● **Records to process**
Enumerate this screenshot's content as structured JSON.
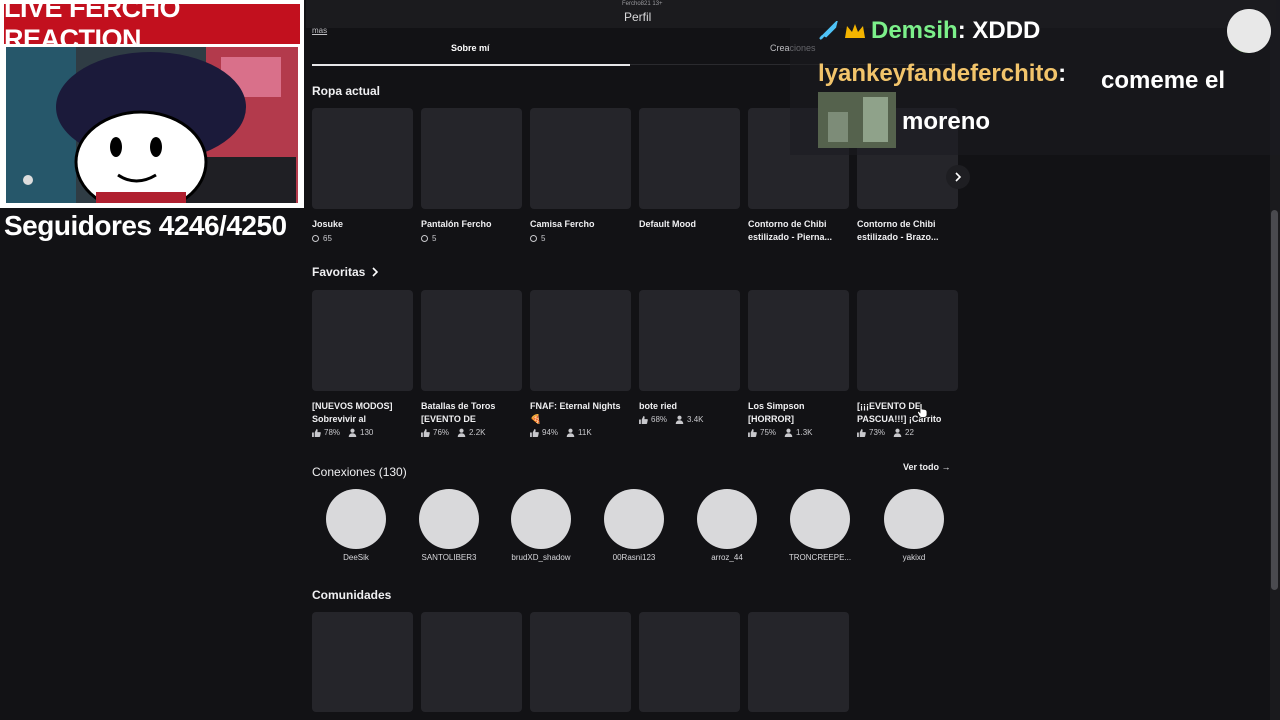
{
  "header": {
    "subtitle": "Fercho821 13+",
    "title": "Perfil",
    "back_link": "mas"
  },
  "tabs": [
    {
      "label": "Sobre mí",
      "active": true
    },
    {
      "label": "Creaciones",
      "active": false
    }
  ],
  "ropa": {
    "title": "Ropa actual",
    "items": [
      {
        "name": "Josuke",
        "price": "65"
      },
      {
        "name": "Pantalón Fercho",
        "price": "5"
      },
      {
        "name": "Camisa Fercho",
        "price": "5"
      },
      {
        "name": "Default Mood",
        "price": ""
      },
      {
        "name": "Contorno de Chibi estilizado - Pierna...",
        "price": ""
      },
      {
        "name": "Contorno de Chibi estilizado - Brazo...",
        "price": ""
      }
    ]
  },
  "favoritas": {
    "title": "Favoritas",
    "items": [
      {
        "name": "[NUEVOS MODOS] Sobrevivir al",
        "rating": "78%",
        "players": "130"
      },
      {
        "name": "Batallas de Toros [EVENTO DE",
        "rating": "76%",
        "players": "2.2K"
      },
      {
        "name": "FNAF: Eternal Nights 🍕",
        "rating": "94%",
        "players": "11K"
      },
      {
        "name": "bote ried",
        "rating": "68%",
        "players": "3.4K"
      },
      {
        "name": "Los Simpson [HORROR]",
        "rating": "75%",
        "players": "1.3K"
      },
      {
        "name": "[¡¡¡EVENTO DE PASCUA!!!] ¡Carrito",
        "rating": "73%",
        "players": "22"
      }
    ]
  },
  "conexiones": {
    "title": "Conexiones (130)",
    "see_all": "Ver todo →",
    "items": [
      "DeeSik",
      "SANTOLIBER3",
      "brudXD_shadow",
      "00Rasni123",
      "arroz_44",
      "TRONCREEPE...",
      "yakixd"
    ]
  },
  "comunidades": {
    "title": "Comunidades"
  },
  "overlay": {
    "stream_title": "LIVE FERCHO REACTION",
    "followers": "Seguidores 4246/4250"
  },
  "chat": [
    {
      "user": "Demsih",
      "message": "XDDD",
      "user_color": "#7cf08a"
    },
    {
      "user": "lyankeyfandeferchito",
      "message": "comeme el moreno",
      "user_color": "#f2c46b"
    }
  ],
  "colors": {
    "background": "#121215",
    "stream_red": "#c2101e"
  }
}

● **Problem**
From the entries above, list each line with "EVENTO" in it.

● **Solution for this task**
        "name": "Batallas de Toros [EVENTO DE",
        "name": "[¡¡¡EVENTO DE PASCUA!!!] ¡Carrito",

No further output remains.